■ Dataset content
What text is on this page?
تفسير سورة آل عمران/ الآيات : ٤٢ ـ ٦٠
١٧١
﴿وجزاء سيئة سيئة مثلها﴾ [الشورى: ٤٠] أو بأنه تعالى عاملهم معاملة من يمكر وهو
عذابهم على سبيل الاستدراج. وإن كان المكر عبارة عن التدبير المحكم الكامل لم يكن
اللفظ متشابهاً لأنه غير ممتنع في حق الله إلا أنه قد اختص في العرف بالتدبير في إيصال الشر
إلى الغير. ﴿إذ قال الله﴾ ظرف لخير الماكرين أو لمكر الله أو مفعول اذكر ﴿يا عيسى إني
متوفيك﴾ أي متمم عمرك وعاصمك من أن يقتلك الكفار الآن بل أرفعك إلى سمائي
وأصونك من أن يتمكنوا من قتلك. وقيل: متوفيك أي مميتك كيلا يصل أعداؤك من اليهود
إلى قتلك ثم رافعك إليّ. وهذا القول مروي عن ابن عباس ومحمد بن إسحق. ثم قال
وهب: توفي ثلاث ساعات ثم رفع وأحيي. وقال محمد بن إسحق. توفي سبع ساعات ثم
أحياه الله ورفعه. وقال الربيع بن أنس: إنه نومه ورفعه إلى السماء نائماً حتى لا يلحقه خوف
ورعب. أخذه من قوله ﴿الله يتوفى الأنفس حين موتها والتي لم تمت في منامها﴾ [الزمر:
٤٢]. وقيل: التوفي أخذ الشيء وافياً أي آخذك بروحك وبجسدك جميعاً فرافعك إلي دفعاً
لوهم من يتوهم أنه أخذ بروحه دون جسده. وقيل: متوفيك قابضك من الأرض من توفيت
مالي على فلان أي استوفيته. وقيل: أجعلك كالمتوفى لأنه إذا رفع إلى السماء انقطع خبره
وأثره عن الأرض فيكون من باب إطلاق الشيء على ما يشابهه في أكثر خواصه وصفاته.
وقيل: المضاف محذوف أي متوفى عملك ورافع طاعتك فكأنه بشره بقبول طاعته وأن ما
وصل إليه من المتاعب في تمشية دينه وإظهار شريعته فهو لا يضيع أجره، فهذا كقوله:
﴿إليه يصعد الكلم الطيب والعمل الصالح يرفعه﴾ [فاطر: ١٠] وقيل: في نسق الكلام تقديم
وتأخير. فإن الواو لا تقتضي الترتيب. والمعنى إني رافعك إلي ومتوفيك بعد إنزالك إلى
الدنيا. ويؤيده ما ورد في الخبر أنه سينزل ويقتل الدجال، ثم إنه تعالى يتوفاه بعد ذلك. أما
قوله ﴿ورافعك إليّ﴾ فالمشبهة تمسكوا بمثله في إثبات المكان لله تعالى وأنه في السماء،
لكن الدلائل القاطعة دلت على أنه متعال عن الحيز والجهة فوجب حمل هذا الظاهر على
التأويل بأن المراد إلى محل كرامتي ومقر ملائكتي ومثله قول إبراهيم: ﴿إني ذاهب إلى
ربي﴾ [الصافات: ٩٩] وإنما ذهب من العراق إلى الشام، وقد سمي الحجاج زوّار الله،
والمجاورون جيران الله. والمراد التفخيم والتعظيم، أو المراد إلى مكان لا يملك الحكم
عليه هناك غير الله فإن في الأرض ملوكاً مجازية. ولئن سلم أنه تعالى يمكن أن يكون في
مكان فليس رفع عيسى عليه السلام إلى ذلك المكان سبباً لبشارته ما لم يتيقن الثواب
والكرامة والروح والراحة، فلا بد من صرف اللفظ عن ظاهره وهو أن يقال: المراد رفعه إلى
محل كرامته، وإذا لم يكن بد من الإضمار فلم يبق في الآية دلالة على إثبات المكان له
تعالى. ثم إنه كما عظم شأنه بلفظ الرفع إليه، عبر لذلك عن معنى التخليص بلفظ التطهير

■ Written task
Output all of the data again. Match it exactly.

■ Exercise solution
What text is on this page?
تفسير سورة آل عمران/ الآيات : ٤٢ ـ ٦٠
١٧١
﴿وجزاء سيئة سيئة مثلها﴾ [الشورى: ٤٠] أو بأنه تعالى عاملهم معاملة من يمكر وهو
عذابهم على سبيل الاستدراج. وإن كان المكر عبارة عن التدبير المحكم الكامل لم يكن
اللفظ متشابهاً لأنه غير ممتنع في حق الله إلا أنه قد اختص في العرف بالتدبير في إيصال الشر
إلى الغير. ﴿إذ قال الله﴾ ظرف لخير الماكرين أو لمكر الله أو مفعول اذكر ﴿يا عيسى إني
متوفيك﴾ أي متمم عمرك وعاصمك من أن يقتلك الكفار الآن بل أرفعك إلى سمائي
وأصونك من أن يتمكنوا من قتلك. وقيل: متوفيك أي مميتك كيلا يصل أعداؤك من اليهود
إلى قتلك ثم رافعك إليّ. وهذا القول مروي عن ابن عباس ومحمد بن إسحق. ثم قال
وهب: توفي ثلاث ساعات ثم رفع وأحيي. وقال محمد بن إسحق. توفي سبع ساعات ثم
أحياه الله ورفعه. وقال الربيع بن أنس: إنه نومه ورفعه إلى السماء نائماً حتى لا يلحقه خوف
ورعب. أخذه من قوله ﴿الله يتوفى الأنفس حين موتها والتي لم تمت في منامها﴾ [الزمر:
٤٢]. وقيل: التوفي أخذ الشيء وافياً أي آخذك بروحك وبجسدك جميعاً فرافعك إلي دفعاً
لوهم من يتوهم أنه أخذ بروحه دون جسده. وقيل: متوفيك قابضك من الأرض من توفيت
مالي على فلان أي استوفيته. وقيل: أجعلك كالمتوفى لأنه إذا رفع إلى السماء انقطع خبره
وأثره عن الأرض فيكون من باب إطلاق الشيء على ما يشابهه في أكثر خواصه وصفاته.
وقيل: المضاف محذوف أي متوفى عملك ورافع طاعتك فكأنه بشره بقبول طاعته وأن ما
وصل إليه من المتاعب في تمشية دينه وإظهار شريعته فهو لا يضيع أجره، فهذا كقوله:
﴿إليه يصعد الكلم الطيب والعمل الصالح يرفعه﴾ [فاطر: ١٠] وقيل: في نسق الكلام تقديم
وتأخير. فإن الواو لا تقتضي الترتيب. والمعنى إني رافعك إلي ومتوفيك بعد إنزالك إلى
الدنيا. ويؤيده ما ورد في الخبر أنه سينزل ويقتل الدجال، ثم إنه تعالى يتوفاه بعد ذلك. أما
قوله ﴿ورافعك إليّ﴾ فالمشبهة تمسكوا بمثله في إثبات المكان لله تعالى وأنه في السماء،
لكن الدلائل القاطعة دلت على أنه متعال عن الحيز والجهة فوجب حمل هذا الظاهر على
التأويل بأن المراد إلى محل كرامتي ومقر ملائكتي ومثله قول إبراهيم: ﴿إني ذاهب إلى
ربي﴾ [الصافات: ٩٩] وإنما ذهب من العراق إلى الشام، وقد سمي الحجاج زوّار الله،
والمجاورون جيران الله. والمراد التفخيم والتعظيم، أو المراد إلى مكان لا يملك الحكم
عليه هناك غير الله فإن في الأرض ملوكاً مجازية. ولئن سلم أنه تعالى يمكن أن يكون في
مكان فليس رفع عيسى عليه السلام إلى ذلك المكان سبباً لبشارته ما لم يتيقن الثواب
والكرامة والروح والراحة، فلا بد من صرف اللفظ عن ظاهره وهو أن يقال: المراد رفعه إلى
محل كرامته، وإذا لم يكن بد من الإضمار فلم يبق في الآية دلالة على إثبات المكان له
تعالى. ثم إنه كما عظم شأنه بلفظ الرفع إليه، عبر لذلك عن معنى التخليص بلفظ التطهير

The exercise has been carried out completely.